[Opening SUPPLIED DATA section]

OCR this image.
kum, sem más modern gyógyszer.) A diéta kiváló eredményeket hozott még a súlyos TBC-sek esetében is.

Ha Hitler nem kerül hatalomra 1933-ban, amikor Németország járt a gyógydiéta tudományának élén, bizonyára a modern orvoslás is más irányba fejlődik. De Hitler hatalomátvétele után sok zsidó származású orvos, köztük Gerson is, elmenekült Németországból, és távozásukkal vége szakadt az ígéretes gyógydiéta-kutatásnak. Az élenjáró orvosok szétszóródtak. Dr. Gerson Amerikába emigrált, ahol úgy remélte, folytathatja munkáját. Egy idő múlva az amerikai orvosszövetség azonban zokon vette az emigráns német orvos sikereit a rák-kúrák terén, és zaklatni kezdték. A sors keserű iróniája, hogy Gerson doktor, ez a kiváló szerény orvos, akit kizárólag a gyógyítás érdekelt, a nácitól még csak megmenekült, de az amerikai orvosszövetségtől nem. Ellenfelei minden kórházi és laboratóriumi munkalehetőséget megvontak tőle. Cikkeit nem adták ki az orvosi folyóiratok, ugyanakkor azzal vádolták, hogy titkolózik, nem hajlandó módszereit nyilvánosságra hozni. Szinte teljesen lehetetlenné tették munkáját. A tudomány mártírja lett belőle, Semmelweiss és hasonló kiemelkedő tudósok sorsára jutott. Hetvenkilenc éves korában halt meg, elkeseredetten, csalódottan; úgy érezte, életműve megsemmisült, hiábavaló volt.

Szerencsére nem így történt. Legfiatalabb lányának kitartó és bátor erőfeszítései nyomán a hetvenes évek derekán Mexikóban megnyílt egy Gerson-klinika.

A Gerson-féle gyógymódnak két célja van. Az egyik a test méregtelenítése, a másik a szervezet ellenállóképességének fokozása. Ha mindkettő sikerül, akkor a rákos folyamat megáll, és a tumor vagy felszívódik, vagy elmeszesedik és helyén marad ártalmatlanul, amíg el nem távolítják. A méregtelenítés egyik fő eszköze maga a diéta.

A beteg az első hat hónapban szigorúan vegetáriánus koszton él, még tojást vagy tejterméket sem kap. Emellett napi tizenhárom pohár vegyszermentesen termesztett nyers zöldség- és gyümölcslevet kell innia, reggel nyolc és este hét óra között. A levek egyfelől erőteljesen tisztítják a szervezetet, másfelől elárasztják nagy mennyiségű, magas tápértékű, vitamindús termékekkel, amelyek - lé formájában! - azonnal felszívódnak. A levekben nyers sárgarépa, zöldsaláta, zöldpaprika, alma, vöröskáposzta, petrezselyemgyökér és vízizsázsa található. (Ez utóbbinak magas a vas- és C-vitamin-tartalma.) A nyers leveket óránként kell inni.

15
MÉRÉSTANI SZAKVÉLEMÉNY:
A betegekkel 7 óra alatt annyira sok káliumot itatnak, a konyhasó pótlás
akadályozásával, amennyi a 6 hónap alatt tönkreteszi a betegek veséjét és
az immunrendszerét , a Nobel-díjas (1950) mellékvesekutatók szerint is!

[Closing SUPPLIED DATA section]

_WORK INSTRUCTIONS:_
In the lines above, find each one with "alatt" and list it.

_ANSWER AREA:_
A betegekkel 7 óra alatt annyira sok káliumot itatnak, a konyhasó pótlás
akadályozásával, amennyi a 6 hónap alatt tönkreteszi a betegek veséjét és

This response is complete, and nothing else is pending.